(Dataset items)
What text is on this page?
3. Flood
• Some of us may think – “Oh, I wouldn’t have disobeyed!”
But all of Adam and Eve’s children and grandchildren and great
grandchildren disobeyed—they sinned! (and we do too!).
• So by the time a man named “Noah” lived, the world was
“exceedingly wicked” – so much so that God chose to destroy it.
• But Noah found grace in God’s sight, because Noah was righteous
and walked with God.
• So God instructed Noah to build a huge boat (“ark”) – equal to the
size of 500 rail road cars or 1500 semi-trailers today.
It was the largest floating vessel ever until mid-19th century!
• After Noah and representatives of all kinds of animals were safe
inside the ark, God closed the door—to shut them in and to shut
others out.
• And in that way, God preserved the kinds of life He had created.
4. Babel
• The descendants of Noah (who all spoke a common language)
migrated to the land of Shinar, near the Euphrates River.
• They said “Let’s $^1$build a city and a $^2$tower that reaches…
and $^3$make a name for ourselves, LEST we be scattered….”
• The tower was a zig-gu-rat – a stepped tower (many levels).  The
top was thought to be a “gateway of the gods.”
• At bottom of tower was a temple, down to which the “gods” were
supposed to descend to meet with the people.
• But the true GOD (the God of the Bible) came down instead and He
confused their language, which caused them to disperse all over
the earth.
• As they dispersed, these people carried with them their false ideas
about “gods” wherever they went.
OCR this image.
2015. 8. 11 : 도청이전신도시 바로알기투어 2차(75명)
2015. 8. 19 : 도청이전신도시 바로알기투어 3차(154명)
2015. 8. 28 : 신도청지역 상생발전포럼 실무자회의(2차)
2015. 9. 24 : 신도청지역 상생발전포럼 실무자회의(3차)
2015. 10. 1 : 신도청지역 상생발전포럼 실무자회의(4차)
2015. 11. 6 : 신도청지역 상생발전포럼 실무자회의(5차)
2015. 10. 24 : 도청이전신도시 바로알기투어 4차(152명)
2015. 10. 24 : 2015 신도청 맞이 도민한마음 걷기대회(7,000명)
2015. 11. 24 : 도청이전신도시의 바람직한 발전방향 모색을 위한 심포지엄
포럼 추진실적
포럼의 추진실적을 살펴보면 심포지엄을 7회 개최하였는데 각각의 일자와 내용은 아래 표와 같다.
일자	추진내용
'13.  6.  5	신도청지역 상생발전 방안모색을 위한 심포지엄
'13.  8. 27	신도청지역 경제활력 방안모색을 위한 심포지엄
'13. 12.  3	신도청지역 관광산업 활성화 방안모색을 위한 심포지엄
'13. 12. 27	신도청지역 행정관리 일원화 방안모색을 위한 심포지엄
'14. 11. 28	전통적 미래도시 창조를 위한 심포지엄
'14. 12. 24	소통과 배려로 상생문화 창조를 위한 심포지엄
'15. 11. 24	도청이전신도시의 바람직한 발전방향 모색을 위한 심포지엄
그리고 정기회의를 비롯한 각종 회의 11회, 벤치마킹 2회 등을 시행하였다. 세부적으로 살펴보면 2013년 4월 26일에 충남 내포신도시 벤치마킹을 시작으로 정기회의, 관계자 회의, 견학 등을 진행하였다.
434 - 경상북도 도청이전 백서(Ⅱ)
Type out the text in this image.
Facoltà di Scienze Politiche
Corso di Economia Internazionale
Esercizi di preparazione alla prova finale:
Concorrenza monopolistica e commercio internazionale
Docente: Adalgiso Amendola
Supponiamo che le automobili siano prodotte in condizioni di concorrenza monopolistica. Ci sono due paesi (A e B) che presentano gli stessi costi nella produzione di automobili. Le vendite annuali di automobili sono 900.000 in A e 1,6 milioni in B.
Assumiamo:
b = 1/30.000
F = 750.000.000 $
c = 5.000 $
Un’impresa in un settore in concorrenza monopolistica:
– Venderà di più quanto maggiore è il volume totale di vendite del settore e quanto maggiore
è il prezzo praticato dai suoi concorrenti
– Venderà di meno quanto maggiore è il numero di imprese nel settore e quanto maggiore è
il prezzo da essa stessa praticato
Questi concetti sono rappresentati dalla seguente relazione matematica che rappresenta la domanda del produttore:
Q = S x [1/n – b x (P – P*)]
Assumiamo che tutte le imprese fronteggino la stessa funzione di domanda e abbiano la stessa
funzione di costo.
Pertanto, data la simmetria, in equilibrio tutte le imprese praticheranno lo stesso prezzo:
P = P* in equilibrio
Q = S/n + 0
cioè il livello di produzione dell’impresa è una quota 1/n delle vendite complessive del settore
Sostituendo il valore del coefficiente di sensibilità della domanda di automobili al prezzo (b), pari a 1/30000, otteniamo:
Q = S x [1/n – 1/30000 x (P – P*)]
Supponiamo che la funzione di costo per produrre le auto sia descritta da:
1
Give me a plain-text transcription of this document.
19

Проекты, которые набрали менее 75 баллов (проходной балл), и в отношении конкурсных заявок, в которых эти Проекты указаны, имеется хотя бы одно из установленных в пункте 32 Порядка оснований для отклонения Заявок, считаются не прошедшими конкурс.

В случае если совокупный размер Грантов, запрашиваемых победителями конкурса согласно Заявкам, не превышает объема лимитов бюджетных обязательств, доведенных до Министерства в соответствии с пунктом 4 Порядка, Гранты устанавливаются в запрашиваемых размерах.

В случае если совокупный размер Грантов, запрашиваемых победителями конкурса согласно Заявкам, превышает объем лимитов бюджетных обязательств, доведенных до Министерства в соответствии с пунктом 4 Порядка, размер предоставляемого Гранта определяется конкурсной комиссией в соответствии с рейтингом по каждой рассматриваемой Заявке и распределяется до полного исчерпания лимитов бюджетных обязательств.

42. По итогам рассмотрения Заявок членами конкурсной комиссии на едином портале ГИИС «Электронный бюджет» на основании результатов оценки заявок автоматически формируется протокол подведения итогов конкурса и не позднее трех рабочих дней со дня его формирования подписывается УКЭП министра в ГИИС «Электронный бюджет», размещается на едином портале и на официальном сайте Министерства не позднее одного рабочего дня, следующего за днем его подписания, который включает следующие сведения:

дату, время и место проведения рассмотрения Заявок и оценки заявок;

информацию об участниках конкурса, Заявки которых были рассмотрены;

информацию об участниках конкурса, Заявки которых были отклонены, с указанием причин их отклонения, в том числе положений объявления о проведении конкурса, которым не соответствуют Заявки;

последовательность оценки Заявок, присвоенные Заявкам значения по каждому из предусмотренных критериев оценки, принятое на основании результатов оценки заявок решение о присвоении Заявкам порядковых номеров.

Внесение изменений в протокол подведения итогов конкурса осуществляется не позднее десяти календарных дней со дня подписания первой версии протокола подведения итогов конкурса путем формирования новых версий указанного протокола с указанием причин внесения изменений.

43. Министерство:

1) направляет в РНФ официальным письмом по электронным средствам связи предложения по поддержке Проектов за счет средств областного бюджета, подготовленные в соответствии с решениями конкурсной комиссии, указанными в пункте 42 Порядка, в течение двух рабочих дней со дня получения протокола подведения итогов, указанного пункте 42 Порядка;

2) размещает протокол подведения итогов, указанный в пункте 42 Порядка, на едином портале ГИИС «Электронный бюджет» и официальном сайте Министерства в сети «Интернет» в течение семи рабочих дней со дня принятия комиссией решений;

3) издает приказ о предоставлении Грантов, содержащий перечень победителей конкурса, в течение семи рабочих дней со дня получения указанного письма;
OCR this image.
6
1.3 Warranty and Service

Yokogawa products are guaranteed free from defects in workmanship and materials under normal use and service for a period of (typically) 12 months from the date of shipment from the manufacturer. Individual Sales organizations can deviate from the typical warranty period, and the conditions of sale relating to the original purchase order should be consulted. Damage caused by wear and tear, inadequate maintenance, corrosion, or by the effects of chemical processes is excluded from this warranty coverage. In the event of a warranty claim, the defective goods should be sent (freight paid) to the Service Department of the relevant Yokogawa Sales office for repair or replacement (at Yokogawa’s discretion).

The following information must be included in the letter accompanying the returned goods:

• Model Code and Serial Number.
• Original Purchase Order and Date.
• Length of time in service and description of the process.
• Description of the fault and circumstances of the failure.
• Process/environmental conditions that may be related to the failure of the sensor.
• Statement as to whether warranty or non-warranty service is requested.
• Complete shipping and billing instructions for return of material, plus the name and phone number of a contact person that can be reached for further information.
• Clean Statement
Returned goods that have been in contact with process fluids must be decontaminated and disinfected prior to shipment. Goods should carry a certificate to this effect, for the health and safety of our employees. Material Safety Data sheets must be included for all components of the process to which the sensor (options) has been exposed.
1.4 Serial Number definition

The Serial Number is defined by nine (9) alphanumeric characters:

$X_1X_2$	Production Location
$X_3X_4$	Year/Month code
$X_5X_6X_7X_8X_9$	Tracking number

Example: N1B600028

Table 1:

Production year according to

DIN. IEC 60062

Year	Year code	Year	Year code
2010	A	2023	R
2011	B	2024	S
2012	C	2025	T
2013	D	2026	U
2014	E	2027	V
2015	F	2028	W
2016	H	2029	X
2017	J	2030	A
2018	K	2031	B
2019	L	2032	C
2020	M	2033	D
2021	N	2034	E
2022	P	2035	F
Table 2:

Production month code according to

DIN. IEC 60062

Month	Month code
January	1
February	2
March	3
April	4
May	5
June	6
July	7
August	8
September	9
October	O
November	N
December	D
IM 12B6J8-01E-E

(Exercise objective)
Where does the word "kinds" appear in the listing? List each line that holds it.

(Solved problem)
• After Noah and representatives of all kinds of animals were safe
• And in that way, God preserved the kinds of life He had created.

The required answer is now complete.